Write the listing below out again exactly, dropping the images.

-- start of SOURCE DATA --

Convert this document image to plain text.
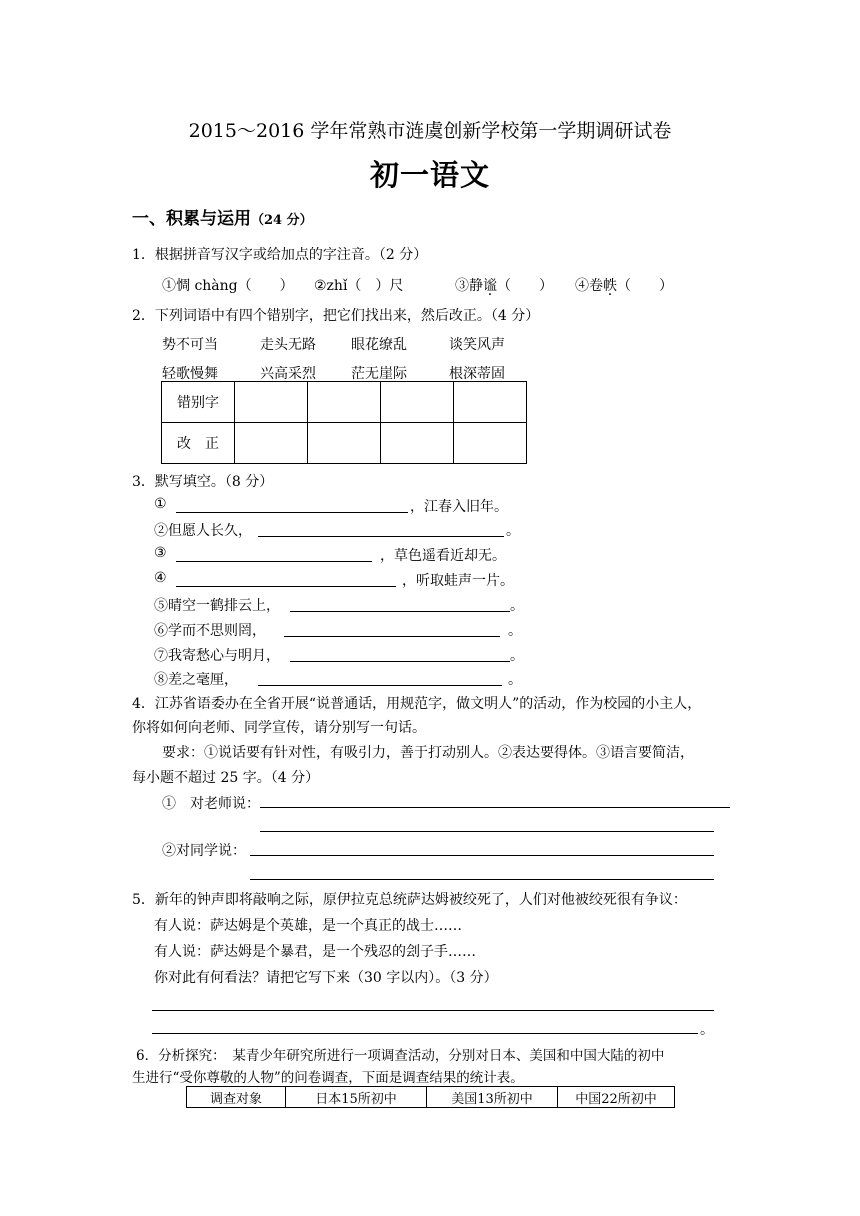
2015～2016 学年常熟市涟虞创新学校第一学期调研试卷
初一语文
一、积累与运用（24 分）
1．根据拼音写汉字或给加点的字注音。（2 分）
①惆 chàng（　　） ②zhǐ（　）尺	③静谧（　　） ④卷帙（　　）
2．下列词语中有四个错别字，把它们找出来，然后改正。（4 分）
势不可当	走头无路	眼花缭乱	谈笑风声
轻歌慢舞	兴高采烈	茫无崖际	根深蒂固
错别字				
改　正				
3．默写填空。（8 分）
①	，江春入旧年。
②但愿人长久，	。
③	，草色遥看近却无。
④	，听取蛙声一片。
⑤晴空一鹤排云上，	。
⑥学而不思则罔，	。
⑦我寄愁心与明月，	。
⑧差之毫厘，	。
4．江苏省语委办在全省开展“说普通话，用规范字，做文明人”的活动，作为校园的小主人，
你将如何向老师、同学宣传，请分别写一句话。
要求：①说话要有针对性，有吸引力，善于打动别人。②表达要得体。③语言要简洁，
每小题不超过 25 字。（4 分）
①　对老师说：
②对同学说：
5．新年的钟声即将敲响之际，原伊拉克总统萨达姆被绞死了，人们对他被绞死很有争议：
有人说：萨达姆是个英雄，是一个真正的战士……
有人说：萨达姆是个暴君，是一个残忍的刽子手……
你对此有何看法？请把它写下来（30 字以内）。（3 分）
。
6．分析探究：　某青少年研究所进行一项调查活动，分别对日本、美国和中国大陆的初中
生进行“受你尊敬的人物”的问卷调查，下面是调查结果的统计表。
调查对象	日本15所初中	美国13所初中	中国22所初中
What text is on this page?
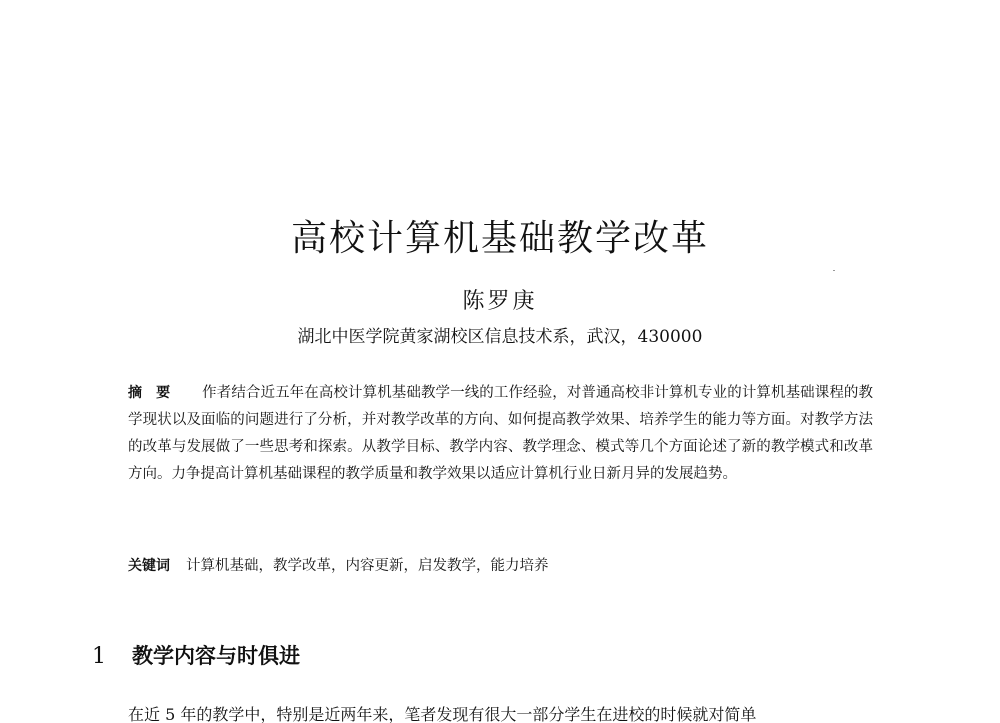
高校计算机基础教学改革
陈罗庚
湖北中医学院黄家湖校区信息技术系，武汉，430000
摘要 作者结合近五年在高校计算机基础教学一线的工作经验，对普通高校非计算机专业的计算机基础课程的教学现状以及面临的问题进行了分析，并对教学改革的方向、如何提高教学效果、培养学生的能力等方面。对教学方法的改革与发展做了一些思考和探索。从教学目标、教学内容、教学理念、模式等几个方面论述了新的教学模式和改革方向。力争提高计算机基础课程的教学质量和教学效果以适应计算机行业日新月异的发展趋势。
关键词 计算机基础，教学改革，内容更新，启发教学，能力培养
1	教学内容与时俱进
在近 5 年的教学中，特别是近两年来，笔者发现有很大一部分学生在进校的时候就对简单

-- end of SOURCE DATA --

* [THE RESPONSE]:
Convert this document image to plain text.
2015～2016 学年常熟市涟虞创新学校第一学期调研试卷
初一语文
一、积累与运用（24 分）
1．根据拼音写汉字或给加点的字注音。（2 分）
①惆 chàng（　　） ②zhǐ（　）尺	③静谧（　　） ④卷帙（　　）
2．下列词语中有四个错别字，把它们找出来，然后改正。（4 分）
势不可当	走头无路	眼花缭乱	谈笑风声
轻歌慢舞	兴高采烈	茫无崖际	根深蒂固
错别字				
改　正				
3．默写填空。（8 分）
①	，江春入旧年。
②但愿人长久，	。
③	，草色遥看近却无。
④	，听取蛙声一片。
⑤晴空一鹤排云上，	。
⑥学而不思则罔，	。
⑦我寄愁心与明月，	。
⑧差之毫厘，	。
4．江苏省语委办在全省开展“说普通话，用规范字，做文明人”的活动，作为校园的小主人，
你将如何向老师、同学宣传，请分别写一句话。
要求：①说话要有针对性，有吸引力，善于打动别人。②表达要得体。③语言要简洁，
每小题不超过 25 字。（4 分）
①　对老师说：
②对同学说：
5．新年的钟声即将敲响之际，原伊拉克总统萨达姆被绞死了，人们对他被绞死很有争议：
有人说：萨达姆是个英雄，是一个真正的战士……
有人说：萨达姆是个暴君，是一个残忍的刽子手……
你对此有何看法？请把它写下来（30 字以内）。（3 分）
。
6．分析探究：　某青少年研究所进行一项调查活动，分别对日本、美国和中国大陆的初中
生进行“受你尊敬的人物”的问卷调查，下面是调查结果的统计表。
调查对象	日本15所初中	美国13所初中	中国22所初中
What text is on this page?
高校计算机基础教学改革
陈罗庚
湖北中医学院黄家湖校区信息技术系，武汉，430000
摘要 作者结合近五年在高校计算机基础教学一线的工作经验，对普通高校非计算机专业的计算机基础课程的教学现状以及面临的问题进行了分析，并对教学改革的方向、如何提高教学效果、培养学生的能力等方面。对教学方法的改革与发展做了一些思考和探索。从教学目标、教学内容、教学理念、模式等几个方面论述了新的教学模式和改革方向。力争提高计算机基础课程的教学质量和教学效果以适应计算机行业日新月异的发展趋势。
关键词 计算机基础，教学改革，内容更新，启发教学，能力培养
1	教学内容与时俱进
在近 5 年的教学中，特别是近两年来，笔者发现有很大一部分学生在进校的时候就对简单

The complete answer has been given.